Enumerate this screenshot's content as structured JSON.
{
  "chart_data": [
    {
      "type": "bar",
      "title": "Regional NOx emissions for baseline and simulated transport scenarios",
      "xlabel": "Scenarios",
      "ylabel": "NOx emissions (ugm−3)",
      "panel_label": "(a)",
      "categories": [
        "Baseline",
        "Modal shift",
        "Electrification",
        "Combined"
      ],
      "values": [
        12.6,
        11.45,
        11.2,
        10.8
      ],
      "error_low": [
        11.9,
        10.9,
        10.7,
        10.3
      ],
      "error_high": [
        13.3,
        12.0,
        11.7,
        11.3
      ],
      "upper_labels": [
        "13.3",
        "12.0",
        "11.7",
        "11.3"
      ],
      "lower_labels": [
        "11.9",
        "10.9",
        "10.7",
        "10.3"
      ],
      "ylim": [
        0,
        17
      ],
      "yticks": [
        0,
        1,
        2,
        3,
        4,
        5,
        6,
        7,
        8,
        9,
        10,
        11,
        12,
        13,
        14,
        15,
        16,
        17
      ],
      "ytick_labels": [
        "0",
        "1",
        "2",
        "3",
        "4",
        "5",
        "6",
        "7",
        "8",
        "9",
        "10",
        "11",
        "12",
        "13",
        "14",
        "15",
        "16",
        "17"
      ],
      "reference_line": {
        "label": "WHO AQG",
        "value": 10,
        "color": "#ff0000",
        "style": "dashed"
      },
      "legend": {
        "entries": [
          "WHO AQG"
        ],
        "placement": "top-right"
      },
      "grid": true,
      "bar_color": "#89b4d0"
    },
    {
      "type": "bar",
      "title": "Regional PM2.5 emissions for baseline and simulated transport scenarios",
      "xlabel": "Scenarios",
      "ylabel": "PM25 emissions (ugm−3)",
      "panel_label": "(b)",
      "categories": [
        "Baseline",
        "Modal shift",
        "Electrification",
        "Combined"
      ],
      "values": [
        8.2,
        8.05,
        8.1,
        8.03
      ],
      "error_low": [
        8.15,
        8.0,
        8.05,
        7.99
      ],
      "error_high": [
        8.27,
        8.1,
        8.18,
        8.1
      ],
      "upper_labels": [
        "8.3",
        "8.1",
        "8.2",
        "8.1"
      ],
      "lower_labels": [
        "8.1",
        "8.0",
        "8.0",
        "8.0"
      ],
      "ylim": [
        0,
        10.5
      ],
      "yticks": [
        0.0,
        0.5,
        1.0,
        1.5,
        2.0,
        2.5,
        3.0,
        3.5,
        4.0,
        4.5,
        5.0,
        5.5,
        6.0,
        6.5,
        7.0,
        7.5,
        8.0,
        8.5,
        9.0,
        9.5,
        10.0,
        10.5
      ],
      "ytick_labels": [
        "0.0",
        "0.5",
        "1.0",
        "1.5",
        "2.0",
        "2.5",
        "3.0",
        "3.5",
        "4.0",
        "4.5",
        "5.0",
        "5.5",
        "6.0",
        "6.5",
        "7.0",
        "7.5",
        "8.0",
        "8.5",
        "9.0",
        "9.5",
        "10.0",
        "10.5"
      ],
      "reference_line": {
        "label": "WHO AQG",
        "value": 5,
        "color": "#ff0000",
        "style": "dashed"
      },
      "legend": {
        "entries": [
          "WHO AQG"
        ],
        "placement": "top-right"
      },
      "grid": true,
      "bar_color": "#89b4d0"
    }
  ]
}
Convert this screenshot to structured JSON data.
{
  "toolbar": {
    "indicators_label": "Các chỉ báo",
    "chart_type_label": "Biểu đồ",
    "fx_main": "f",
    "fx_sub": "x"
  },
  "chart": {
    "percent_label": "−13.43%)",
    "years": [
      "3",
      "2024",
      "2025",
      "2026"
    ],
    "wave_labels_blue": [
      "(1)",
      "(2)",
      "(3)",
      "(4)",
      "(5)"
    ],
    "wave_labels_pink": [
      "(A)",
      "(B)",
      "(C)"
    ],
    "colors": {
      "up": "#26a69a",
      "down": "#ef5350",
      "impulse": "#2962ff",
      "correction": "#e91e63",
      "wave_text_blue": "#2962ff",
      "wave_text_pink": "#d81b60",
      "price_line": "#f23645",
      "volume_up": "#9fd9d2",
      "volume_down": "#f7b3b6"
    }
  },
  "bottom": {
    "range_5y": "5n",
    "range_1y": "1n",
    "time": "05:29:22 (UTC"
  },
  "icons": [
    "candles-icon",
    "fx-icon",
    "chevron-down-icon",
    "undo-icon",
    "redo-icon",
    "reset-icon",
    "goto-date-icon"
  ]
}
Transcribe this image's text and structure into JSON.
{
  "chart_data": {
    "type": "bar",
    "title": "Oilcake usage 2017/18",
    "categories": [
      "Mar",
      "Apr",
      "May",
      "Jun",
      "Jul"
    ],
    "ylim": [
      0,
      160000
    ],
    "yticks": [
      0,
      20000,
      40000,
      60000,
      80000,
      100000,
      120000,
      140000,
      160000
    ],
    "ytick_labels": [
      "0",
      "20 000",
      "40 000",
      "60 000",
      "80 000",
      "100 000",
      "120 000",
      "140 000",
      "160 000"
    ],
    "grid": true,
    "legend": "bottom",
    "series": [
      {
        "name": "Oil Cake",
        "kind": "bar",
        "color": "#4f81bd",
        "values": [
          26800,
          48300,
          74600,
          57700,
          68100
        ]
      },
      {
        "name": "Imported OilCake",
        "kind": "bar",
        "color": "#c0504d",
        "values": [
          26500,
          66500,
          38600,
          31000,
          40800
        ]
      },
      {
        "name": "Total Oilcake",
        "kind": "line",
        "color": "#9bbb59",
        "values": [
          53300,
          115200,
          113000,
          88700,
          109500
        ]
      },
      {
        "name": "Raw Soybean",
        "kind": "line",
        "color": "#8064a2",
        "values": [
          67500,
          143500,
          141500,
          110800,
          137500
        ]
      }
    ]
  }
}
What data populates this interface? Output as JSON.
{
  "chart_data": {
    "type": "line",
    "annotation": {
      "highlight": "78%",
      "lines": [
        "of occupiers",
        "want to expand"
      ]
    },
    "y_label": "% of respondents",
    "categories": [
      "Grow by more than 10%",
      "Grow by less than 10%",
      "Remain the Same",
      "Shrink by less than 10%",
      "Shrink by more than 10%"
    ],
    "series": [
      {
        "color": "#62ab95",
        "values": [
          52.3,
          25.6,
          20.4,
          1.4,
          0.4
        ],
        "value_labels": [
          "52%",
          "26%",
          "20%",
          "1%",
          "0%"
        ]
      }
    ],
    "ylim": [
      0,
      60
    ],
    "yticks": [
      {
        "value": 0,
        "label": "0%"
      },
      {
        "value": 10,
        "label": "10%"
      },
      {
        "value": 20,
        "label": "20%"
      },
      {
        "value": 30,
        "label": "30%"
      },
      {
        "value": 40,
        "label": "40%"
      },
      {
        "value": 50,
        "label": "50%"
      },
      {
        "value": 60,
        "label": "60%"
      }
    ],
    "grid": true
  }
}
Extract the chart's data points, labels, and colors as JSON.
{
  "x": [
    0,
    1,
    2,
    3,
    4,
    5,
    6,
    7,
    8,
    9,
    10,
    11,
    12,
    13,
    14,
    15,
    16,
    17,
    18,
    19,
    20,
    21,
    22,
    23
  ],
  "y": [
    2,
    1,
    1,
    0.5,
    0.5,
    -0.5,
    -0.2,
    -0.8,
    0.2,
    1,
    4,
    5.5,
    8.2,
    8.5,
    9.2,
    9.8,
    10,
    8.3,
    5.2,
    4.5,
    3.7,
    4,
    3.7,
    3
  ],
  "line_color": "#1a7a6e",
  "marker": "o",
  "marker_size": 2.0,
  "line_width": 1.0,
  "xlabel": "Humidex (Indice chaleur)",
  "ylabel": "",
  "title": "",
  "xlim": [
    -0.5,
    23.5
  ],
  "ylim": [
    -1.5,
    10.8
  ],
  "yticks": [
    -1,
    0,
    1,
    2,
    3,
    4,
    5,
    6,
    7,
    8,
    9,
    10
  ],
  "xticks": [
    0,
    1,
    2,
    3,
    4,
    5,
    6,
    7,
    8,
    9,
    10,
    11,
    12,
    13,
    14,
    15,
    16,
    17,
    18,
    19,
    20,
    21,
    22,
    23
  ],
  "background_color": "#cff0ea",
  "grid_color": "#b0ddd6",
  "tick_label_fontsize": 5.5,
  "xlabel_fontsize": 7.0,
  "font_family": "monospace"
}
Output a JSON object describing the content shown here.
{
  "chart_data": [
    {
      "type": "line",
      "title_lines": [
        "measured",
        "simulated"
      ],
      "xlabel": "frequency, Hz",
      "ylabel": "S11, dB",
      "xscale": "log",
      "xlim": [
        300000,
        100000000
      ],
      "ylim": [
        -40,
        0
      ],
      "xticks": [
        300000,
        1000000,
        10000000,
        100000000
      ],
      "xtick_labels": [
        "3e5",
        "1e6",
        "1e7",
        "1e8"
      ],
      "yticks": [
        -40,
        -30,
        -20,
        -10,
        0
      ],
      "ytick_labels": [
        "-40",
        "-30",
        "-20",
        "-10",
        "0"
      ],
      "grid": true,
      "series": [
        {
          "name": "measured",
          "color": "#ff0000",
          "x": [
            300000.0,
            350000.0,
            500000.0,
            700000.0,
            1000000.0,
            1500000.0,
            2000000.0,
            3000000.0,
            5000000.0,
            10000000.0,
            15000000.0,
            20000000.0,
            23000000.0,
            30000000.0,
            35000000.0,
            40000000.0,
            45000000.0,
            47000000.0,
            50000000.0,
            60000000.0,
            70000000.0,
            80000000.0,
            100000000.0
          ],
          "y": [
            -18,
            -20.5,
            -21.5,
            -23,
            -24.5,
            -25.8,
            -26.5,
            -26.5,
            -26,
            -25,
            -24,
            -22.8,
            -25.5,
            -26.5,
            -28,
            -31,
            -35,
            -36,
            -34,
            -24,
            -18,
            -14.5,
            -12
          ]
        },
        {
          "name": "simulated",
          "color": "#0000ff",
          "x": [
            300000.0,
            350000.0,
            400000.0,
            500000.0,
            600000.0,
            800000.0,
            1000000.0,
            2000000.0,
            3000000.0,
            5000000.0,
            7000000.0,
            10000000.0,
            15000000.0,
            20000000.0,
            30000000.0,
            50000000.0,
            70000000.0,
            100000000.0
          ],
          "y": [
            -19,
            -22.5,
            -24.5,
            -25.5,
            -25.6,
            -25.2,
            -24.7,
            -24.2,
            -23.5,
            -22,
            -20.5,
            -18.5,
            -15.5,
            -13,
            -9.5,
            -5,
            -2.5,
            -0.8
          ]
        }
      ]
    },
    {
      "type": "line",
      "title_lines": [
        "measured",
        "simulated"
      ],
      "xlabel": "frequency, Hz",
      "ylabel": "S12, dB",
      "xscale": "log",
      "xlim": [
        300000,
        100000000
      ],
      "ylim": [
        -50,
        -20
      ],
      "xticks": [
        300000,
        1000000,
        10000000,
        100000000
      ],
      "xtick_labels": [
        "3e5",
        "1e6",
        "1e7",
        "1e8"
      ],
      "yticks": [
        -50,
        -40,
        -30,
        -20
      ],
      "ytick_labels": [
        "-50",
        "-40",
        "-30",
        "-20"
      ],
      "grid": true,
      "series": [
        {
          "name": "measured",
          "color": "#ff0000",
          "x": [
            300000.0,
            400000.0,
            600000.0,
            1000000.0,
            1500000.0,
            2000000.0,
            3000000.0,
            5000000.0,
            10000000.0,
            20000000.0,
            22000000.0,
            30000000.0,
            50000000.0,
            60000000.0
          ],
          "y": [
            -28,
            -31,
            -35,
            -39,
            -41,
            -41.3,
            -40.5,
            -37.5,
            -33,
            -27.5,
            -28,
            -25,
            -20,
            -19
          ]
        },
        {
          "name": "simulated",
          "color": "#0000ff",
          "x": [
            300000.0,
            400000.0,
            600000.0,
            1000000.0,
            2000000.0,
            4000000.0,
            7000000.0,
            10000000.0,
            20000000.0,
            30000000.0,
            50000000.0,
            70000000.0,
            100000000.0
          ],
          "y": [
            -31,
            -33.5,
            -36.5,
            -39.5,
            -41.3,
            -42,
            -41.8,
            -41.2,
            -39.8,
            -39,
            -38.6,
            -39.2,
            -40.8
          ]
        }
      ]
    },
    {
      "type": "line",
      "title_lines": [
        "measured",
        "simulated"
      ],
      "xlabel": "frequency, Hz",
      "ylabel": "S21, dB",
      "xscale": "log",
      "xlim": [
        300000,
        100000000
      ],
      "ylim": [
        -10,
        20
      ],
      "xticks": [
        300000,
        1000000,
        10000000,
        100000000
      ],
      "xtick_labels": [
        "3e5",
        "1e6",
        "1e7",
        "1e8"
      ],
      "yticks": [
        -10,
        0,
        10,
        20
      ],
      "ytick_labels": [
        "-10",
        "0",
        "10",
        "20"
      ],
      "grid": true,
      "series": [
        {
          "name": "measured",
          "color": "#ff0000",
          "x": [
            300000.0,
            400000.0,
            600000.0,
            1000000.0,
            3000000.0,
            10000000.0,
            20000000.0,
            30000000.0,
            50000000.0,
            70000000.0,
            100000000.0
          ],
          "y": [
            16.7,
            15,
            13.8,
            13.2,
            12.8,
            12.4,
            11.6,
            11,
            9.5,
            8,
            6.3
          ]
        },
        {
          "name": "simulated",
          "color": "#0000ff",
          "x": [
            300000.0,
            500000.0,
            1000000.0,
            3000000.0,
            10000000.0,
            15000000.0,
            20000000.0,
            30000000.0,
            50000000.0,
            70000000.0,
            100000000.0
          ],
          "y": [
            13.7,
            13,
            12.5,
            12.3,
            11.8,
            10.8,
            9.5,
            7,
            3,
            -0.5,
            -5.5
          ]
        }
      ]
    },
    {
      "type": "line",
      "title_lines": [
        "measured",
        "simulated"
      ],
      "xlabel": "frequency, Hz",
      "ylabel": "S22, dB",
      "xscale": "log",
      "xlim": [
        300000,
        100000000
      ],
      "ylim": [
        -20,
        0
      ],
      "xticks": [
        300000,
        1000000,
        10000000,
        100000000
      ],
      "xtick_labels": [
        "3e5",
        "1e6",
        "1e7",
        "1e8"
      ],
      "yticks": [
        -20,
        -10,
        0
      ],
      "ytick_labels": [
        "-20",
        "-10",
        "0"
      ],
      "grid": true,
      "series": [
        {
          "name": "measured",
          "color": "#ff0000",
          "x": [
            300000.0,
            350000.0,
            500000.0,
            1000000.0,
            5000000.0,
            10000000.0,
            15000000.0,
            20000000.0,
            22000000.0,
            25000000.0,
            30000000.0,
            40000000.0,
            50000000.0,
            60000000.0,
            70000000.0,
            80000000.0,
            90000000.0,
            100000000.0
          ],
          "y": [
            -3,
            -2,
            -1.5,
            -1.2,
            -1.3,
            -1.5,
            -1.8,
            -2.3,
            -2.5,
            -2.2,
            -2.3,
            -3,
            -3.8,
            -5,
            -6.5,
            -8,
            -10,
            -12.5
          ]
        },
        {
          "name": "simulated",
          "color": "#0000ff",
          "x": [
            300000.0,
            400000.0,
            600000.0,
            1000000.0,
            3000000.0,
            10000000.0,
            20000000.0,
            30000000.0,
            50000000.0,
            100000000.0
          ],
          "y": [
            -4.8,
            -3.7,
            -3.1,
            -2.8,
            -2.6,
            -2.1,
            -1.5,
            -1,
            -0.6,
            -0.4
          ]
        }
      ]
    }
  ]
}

------------

Find and copy every line in the entries above where the string "ylabel" occurs.

FINISHED TASK »
      "ylabel": "NOx emissions (ugm−3)",
      "ylabel": "PM25 emissions (ugm−3)",
  "ylabel": "",
      "ylabel": "S11, dB",
      "ylabel": "S12, dB",
      "ylabel": "S21, dB",
      "ylabel": "S22, dB",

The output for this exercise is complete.